(RAW RECORDS):
.....

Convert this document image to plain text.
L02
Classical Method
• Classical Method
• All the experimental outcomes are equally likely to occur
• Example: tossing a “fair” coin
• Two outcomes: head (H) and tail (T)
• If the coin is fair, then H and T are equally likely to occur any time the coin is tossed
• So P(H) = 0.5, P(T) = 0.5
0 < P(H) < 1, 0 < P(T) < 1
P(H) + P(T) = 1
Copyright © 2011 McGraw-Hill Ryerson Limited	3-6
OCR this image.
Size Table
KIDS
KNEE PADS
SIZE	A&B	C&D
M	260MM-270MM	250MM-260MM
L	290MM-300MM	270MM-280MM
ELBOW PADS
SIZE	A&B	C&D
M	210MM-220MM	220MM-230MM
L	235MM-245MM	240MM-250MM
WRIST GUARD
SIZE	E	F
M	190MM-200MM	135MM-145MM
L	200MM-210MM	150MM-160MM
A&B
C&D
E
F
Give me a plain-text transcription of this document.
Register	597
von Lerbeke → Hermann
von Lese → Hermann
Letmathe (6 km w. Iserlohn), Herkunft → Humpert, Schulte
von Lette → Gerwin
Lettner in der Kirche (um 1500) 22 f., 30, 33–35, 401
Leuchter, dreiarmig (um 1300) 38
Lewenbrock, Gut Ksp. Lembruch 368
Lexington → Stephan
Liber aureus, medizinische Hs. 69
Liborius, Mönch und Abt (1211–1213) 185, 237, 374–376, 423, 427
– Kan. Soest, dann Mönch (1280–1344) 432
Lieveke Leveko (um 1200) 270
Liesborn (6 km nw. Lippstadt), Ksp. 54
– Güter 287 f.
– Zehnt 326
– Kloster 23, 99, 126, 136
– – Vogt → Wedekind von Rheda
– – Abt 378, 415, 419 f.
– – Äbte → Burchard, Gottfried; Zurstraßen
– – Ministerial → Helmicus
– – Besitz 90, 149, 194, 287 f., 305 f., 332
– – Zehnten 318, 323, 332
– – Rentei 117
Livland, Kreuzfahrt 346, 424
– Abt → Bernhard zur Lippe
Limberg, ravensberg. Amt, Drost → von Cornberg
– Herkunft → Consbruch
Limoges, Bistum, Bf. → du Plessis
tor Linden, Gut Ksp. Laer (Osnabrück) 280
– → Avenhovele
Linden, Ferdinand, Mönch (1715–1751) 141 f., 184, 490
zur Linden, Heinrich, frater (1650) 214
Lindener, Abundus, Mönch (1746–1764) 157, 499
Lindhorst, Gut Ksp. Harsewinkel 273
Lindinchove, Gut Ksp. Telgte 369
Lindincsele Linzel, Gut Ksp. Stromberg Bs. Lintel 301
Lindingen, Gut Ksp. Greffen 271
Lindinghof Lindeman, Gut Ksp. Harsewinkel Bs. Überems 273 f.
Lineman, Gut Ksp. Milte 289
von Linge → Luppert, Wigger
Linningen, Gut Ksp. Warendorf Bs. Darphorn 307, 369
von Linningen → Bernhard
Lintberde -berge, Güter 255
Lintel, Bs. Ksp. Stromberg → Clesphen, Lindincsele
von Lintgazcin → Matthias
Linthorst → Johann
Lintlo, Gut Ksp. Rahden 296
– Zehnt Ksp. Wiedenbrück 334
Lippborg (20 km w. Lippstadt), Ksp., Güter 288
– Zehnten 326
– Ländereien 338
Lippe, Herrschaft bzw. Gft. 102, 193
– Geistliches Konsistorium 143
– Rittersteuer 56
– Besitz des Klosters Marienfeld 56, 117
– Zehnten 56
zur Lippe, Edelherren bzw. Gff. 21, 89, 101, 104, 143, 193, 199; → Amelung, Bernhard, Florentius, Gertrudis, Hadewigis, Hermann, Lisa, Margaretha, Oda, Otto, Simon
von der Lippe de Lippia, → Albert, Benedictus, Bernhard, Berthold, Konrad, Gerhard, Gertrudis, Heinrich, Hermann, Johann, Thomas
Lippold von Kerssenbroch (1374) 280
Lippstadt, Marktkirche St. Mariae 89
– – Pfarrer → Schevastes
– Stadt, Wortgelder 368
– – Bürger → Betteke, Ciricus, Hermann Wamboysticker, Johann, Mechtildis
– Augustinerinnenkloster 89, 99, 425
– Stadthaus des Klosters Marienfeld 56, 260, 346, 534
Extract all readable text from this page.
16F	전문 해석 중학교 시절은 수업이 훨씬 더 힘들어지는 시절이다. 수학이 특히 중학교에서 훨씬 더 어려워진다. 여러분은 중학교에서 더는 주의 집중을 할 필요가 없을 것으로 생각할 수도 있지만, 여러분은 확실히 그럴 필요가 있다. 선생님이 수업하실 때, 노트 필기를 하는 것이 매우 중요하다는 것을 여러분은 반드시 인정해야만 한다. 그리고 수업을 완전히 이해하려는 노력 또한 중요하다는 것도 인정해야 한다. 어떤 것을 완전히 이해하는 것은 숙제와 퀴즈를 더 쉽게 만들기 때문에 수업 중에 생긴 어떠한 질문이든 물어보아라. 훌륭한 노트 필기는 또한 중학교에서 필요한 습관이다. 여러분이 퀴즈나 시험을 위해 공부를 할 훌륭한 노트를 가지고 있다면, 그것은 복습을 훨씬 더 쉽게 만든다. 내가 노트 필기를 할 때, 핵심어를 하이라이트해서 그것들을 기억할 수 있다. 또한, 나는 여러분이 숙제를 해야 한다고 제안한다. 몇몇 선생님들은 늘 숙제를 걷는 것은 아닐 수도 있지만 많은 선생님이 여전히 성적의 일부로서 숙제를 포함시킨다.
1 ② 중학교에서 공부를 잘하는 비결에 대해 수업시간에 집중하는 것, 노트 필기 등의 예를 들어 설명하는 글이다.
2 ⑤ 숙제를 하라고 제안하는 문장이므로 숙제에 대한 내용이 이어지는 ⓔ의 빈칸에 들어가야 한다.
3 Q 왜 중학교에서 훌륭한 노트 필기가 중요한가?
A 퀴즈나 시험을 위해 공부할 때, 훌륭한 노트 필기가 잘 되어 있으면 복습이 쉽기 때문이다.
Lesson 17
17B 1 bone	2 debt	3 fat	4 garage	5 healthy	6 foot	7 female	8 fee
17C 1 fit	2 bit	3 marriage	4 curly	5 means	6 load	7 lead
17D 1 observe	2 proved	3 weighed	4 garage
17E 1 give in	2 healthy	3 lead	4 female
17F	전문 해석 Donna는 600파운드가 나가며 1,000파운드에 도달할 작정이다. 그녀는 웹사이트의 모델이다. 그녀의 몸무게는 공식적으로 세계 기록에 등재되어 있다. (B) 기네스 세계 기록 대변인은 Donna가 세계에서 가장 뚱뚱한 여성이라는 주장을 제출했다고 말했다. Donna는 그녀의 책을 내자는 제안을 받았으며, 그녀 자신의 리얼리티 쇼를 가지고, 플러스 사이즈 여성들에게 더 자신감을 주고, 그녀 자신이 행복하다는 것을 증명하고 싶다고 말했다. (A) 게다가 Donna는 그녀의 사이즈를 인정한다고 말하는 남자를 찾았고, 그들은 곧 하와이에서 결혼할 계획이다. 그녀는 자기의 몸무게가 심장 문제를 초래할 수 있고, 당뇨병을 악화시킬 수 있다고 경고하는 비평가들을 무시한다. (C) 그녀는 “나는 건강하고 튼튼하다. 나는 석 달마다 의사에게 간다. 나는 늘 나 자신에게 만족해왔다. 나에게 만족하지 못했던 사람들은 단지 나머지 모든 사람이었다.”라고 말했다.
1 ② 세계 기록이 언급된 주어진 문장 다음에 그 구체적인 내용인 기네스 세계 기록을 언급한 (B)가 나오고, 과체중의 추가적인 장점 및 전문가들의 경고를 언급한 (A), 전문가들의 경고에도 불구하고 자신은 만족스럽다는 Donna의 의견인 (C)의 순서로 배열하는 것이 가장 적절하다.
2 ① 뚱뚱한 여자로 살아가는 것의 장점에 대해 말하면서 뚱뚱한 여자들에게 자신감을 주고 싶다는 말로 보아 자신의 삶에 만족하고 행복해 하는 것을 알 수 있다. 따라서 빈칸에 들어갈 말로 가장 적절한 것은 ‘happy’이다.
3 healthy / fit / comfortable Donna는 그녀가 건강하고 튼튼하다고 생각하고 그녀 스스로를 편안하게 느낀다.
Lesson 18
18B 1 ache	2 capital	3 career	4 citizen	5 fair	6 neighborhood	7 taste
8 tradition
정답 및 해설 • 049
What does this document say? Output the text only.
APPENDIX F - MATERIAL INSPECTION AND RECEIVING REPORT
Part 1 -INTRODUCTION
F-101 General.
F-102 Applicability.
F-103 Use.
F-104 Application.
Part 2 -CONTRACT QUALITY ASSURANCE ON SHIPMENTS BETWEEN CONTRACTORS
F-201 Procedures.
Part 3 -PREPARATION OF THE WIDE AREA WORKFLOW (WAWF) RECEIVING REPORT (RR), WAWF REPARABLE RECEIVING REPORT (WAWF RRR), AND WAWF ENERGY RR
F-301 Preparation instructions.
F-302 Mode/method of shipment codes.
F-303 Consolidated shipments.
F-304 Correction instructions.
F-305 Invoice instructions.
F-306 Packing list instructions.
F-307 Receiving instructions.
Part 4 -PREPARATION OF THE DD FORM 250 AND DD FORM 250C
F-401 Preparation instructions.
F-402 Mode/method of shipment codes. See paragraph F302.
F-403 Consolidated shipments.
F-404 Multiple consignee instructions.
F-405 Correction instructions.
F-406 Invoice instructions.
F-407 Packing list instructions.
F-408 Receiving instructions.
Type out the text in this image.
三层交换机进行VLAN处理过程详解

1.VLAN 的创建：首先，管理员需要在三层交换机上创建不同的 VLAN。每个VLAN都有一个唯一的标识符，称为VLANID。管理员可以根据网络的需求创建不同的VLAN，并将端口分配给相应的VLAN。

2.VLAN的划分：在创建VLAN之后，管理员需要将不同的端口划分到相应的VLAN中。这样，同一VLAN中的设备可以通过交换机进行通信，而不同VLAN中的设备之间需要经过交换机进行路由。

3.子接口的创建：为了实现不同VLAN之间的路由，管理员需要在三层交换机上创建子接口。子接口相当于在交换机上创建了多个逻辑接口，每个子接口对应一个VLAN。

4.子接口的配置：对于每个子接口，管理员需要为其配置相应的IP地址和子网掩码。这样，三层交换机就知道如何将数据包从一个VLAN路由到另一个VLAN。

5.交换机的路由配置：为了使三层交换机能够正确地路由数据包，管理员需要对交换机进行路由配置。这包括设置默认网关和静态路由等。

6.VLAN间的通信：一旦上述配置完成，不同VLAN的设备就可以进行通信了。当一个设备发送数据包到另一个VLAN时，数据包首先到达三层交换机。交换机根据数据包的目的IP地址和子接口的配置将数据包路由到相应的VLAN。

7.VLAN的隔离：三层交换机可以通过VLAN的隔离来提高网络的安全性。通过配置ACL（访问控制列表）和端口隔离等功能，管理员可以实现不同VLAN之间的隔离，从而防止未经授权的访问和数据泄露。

.....

Identify the lines of the entries containing the string "Part". Copy each such line.

Part 1 -INTRODUCTION
Part 2 -CONTRACT QUALITY ASSURANCE ON SHIPMENTS BETWEEN CONTRACTORS
Part 3 -PREPARATION OF THE WIDE AREA WORKFLOW (WAWF) RECEIVING REPORT (RR), WAWF REPARABLE RECEIVING REPORT (WAWF RRR), AND WAWF ENERGY RR
Part 4 -PREPARATION OF THE DD FORM 250 AND DD FORM 250C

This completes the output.